### [The problem]
Update the records, starting at the first line and ending at the line containing "category-accelerator-key: C xyxy=(54,83,64,97)", by replacing "tweet" with "post" and leaving everything else unchanged.

Dataset entries:
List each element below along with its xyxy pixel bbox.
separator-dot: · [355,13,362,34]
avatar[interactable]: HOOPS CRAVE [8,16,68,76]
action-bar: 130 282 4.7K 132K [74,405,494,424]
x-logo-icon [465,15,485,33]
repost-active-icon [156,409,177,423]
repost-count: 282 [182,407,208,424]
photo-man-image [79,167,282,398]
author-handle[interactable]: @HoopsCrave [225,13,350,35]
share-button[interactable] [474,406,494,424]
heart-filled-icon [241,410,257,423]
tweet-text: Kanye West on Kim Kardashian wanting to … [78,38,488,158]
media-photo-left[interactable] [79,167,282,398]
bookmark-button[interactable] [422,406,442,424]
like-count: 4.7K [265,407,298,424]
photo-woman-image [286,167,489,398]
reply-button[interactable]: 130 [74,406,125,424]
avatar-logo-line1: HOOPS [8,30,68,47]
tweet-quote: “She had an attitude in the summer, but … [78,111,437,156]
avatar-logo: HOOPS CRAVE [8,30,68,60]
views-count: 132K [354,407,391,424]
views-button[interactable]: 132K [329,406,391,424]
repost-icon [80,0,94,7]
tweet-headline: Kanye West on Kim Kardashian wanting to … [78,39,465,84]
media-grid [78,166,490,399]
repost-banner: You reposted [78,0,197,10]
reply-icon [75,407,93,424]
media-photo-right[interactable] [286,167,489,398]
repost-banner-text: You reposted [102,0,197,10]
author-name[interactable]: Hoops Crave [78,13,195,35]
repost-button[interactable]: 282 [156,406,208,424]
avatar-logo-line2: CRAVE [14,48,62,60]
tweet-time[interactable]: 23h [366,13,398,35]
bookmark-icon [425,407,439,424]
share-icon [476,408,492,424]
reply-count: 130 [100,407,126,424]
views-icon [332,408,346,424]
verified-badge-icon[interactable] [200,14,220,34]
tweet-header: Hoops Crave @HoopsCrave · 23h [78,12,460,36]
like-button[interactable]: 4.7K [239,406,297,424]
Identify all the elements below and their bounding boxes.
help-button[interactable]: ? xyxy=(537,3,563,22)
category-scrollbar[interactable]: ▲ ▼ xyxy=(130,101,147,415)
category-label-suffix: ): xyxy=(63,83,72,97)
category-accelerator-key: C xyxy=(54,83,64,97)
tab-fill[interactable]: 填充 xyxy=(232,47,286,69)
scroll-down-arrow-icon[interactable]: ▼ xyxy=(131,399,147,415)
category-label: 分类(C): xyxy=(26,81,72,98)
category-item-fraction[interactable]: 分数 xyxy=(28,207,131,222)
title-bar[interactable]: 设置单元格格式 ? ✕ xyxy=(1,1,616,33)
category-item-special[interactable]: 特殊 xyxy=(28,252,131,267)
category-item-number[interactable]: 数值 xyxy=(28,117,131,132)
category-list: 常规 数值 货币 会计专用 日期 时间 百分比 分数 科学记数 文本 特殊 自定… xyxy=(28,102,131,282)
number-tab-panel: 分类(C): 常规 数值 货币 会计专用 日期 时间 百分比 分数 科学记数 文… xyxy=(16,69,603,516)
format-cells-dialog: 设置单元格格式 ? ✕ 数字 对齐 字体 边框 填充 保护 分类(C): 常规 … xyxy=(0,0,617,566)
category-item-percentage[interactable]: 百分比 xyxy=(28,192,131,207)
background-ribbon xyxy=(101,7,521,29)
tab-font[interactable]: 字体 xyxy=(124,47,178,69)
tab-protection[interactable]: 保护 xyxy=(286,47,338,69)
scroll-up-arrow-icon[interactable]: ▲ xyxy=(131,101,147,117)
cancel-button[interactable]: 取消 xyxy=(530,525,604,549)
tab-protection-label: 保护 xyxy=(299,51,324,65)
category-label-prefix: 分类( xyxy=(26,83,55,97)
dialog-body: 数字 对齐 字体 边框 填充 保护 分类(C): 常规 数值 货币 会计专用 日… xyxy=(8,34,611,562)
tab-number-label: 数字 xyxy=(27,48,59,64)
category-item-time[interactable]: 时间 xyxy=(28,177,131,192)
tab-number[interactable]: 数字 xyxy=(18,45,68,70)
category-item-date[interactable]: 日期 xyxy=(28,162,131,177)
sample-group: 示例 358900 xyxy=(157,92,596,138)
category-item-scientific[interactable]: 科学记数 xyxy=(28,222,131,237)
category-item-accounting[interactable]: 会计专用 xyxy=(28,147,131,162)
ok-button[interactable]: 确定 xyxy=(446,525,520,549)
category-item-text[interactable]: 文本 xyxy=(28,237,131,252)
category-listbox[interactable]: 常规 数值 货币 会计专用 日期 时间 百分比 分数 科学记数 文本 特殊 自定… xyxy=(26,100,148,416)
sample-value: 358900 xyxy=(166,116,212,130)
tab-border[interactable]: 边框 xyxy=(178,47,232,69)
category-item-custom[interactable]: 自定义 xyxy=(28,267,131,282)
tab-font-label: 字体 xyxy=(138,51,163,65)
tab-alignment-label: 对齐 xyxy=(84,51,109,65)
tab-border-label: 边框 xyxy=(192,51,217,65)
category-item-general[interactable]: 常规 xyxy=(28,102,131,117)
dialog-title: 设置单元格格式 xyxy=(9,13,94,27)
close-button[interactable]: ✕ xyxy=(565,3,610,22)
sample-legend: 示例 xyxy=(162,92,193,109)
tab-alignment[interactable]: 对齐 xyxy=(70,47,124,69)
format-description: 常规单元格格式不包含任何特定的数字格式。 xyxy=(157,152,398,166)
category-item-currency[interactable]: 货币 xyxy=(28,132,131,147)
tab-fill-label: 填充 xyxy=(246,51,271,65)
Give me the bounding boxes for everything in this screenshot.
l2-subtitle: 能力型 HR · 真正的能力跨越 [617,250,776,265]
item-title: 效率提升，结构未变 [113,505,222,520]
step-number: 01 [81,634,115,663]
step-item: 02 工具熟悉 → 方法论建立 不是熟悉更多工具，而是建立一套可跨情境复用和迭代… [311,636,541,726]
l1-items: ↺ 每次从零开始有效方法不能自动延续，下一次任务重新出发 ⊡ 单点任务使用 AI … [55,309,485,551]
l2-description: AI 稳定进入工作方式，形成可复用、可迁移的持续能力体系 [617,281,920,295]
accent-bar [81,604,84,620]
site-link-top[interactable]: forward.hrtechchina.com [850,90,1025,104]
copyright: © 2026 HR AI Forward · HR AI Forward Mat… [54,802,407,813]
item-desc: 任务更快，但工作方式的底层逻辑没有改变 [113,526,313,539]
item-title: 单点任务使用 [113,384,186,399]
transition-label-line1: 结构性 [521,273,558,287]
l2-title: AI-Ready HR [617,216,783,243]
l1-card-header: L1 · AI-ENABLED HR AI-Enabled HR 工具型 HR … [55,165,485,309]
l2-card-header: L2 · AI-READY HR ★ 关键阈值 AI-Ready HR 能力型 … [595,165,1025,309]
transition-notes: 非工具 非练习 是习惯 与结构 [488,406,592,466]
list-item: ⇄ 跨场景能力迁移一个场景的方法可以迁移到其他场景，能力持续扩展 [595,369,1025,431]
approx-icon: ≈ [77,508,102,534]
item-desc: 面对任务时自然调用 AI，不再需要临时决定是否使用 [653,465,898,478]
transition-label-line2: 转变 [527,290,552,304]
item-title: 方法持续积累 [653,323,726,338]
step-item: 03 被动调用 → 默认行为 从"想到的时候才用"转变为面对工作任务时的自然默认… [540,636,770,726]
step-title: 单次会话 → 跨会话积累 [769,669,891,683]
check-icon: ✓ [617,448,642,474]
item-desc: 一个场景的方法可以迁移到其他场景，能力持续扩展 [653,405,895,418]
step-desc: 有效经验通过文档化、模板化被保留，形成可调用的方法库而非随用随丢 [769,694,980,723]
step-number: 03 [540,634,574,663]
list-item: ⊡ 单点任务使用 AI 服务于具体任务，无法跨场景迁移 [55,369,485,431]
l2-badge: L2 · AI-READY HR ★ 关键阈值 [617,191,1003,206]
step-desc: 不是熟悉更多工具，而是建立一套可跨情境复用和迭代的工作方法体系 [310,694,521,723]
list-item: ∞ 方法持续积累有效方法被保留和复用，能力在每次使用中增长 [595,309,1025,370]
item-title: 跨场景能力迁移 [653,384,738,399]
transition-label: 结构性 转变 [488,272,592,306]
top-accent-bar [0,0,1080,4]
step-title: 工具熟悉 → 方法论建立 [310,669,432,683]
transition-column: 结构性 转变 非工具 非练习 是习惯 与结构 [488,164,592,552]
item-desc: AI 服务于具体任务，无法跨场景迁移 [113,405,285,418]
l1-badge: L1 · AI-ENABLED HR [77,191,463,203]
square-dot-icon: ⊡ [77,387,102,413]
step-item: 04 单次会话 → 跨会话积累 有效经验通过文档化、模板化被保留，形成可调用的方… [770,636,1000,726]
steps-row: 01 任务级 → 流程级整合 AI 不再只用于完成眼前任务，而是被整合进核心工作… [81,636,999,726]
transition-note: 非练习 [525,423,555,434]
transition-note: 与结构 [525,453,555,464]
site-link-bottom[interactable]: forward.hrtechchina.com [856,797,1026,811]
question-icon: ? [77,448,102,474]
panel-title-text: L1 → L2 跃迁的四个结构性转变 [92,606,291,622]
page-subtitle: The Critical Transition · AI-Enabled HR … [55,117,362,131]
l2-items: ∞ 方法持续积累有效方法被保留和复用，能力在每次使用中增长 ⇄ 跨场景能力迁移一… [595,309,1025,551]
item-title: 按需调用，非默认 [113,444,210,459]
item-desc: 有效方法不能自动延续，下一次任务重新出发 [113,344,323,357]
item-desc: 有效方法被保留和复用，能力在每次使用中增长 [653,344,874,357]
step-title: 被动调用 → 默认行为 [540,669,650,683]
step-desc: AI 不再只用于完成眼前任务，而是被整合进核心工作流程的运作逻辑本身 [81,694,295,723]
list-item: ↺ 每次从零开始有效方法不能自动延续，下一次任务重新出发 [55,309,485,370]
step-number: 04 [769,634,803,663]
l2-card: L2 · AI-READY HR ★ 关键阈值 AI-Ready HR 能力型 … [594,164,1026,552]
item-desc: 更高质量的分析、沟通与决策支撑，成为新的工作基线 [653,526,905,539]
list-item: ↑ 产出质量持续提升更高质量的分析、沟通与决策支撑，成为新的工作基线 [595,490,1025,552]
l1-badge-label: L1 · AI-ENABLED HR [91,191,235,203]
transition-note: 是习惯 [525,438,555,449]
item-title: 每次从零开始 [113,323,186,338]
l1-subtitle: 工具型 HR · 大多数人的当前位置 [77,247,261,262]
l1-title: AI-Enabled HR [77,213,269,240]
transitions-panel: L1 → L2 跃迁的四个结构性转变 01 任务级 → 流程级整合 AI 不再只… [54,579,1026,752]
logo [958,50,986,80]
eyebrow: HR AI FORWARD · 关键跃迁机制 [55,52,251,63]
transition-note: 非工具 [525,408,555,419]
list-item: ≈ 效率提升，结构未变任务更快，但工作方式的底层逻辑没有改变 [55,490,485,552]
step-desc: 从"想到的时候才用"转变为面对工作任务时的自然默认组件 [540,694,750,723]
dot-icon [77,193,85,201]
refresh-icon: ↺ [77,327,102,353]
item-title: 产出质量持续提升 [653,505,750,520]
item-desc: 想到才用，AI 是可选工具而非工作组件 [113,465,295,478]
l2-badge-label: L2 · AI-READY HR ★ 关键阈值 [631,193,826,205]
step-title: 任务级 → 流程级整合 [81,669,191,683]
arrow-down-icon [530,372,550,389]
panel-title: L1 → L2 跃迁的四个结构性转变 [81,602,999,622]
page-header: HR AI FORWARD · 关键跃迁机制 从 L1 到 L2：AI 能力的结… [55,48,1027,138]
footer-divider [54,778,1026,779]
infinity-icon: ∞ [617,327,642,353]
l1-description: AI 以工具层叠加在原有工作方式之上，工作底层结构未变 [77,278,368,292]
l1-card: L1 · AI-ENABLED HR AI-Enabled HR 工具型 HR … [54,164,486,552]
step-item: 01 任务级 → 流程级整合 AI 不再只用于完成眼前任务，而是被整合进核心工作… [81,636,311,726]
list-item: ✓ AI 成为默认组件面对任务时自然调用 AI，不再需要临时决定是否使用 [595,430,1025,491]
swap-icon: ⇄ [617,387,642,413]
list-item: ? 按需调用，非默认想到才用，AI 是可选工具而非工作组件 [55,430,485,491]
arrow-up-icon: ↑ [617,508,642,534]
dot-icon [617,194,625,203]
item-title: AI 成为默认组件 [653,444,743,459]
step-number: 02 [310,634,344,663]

### [Task answer]
List each element below along with its xyxy pixel bbox.
separator-dot: · [355,13,362,34]
avatar[interactable]: HOOPS CRAVE [8,16,68,76]
action-bar: 130 282 4.7K 132K [74,405,494,424]
x-logo-icon [465,15,485,33]
repost-active-icon [156,409,177,423]
repost-count: 282 [182,407,208,424]
photo-man-image [79,167,282,398]
author-handle[interactable]: @HoopsCrave [225,13,350,35]
share-button[interactable] [474,406,494,424]
heart-filled-icon [241,410,257,423]
post-text: Kanye West on Kim Kardashian wanting to … [78,38,488,158]
media-photo-left[interactable] [79,167,282,398]
bookmark-button[interactable] [422,406,442,424]
like-count: 4.7K [265,407,298,424]
photo-woman-image [286,167,489,398]
reply-button[interactable]: 130 [74,406,125,424]
avatar-logo-line1: HOOPS [8,30,68,47]
post-quote: “She had an attitude in the summer, but … [78,111,437,156]
avatar-logo: HOOPS CRAVE [8,30,68,60]
views-count: 132K [354,407,391,424]
views-button[interactable]: 132K [329,406,391,424]
repost-icon [80,0,94,7]
post-headline: Kanye West on Kim Kardashian wanting to … [78,39,465,84]
media-grid [78,166,490,399]
repost-banner: You reposted [78,0,197,10]
reply-icon [75,407,93,424]
media-photo-right[interactable] [286,167,489,398]
repost-banner-text: You reposted [102,0,197,10]
author-name[interactable]: Hoops Crave [78,13,195,35]
repost-button[interactable]: 282 [156,406,208,424]
avatar-logo-line2: CRAVE [14,48,62,60]
post-time[interactable]: 23h [366,13,398,35]
bookmark-icon [425,407,439,424]
share-icon [476,408,492,424]
reply-count: 130 [100,407,126,424]
views-icon [332,408,346,424]
verified-badge-icon[interactable] [200,14,220,34]
post-header: Hoops Crave @HoopsCrave · 23h [78,12,460,36]
like-button[interactable]: 4.7K [239,406,297,424]
Identify all the elements below and their bounding boxes.
help-button[interactable]: ? xyxy=(537,3,563,22)
category-scrollbar[interactable]: ▲ ▼ xyxy=(130,101,147,415)
category-label-suffix: ): xyxy=(63,83,72,97)
category-accelerator-key: C xyxy=(54,83,64,97)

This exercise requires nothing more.